Exercise task: Every line of the data must be copied exactly.

▬▬▬▬▬▬

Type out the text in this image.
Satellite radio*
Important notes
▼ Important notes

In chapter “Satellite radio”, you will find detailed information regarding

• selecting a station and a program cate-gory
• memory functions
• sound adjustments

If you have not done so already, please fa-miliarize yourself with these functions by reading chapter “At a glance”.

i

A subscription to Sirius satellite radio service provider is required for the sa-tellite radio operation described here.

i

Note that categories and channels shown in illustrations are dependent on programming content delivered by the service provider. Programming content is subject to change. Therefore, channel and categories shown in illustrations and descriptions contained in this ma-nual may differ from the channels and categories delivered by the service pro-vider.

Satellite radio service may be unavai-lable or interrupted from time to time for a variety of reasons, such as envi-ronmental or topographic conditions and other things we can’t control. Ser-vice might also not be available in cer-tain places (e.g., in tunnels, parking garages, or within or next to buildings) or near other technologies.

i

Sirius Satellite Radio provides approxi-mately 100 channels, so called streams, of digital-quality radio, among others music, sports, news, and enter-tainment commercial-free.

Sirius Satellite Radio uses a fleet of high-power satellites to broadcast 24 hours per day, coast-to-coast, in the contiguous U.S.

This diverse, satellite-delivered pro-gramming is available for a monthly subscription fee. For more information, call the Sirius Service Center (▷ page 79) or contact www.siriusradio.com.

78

▬▬▬▬▬▬

The completed task:
Type out the text in this image.
Satellite radio*
Important notes
▼ Important notes

In chapter “Satellite radio”, you will find detailed information regarding

• selecting a station and a program cate-gory
• memory functions
• sound adjustments

If you have not done so already, please fa-miliarize yourself with these functions by reading chapter “At a glance”.

i

A subscription to Sirius satellite radio service provider is required for the sa-tellite radio operation described here.

i

Note that categories and channels shown in illustrations are dependent on programming content delivered by the service provider. Programming content is subject to change. Therefore, channel and categories shown in illustrations and descriptions contained in this ma-nual may differ from the channels and categories delivered by the service pro-vider.

Satellite radio service may be unavai-lable or interrupted from time to time for a variety of reasons, such as envi-ronmental or topographic conditions and other things we can’t control. Ser-vice might also not be available in cer-tain places (e.g., in tunnels, parking garages, or within or next to buildings) or near other technologies.

i

Sirius Satellite Radio provides approxi-mately 100 channels, so called streams, of digital-quality radio, among others music, sports, news, and enter-tainment commercial-free.

Sirius Satellite Radio uses a fleet of high-power satellites to broadcast 24 hours per day, coast-to-coast, in the contiguous U.S.

This diverse, satellite-delivered pro-gramming is available for a monthly subscription fee. For more information, call the Sirius Service Center (▷ page 79) or contact www.siriusradio.com.

78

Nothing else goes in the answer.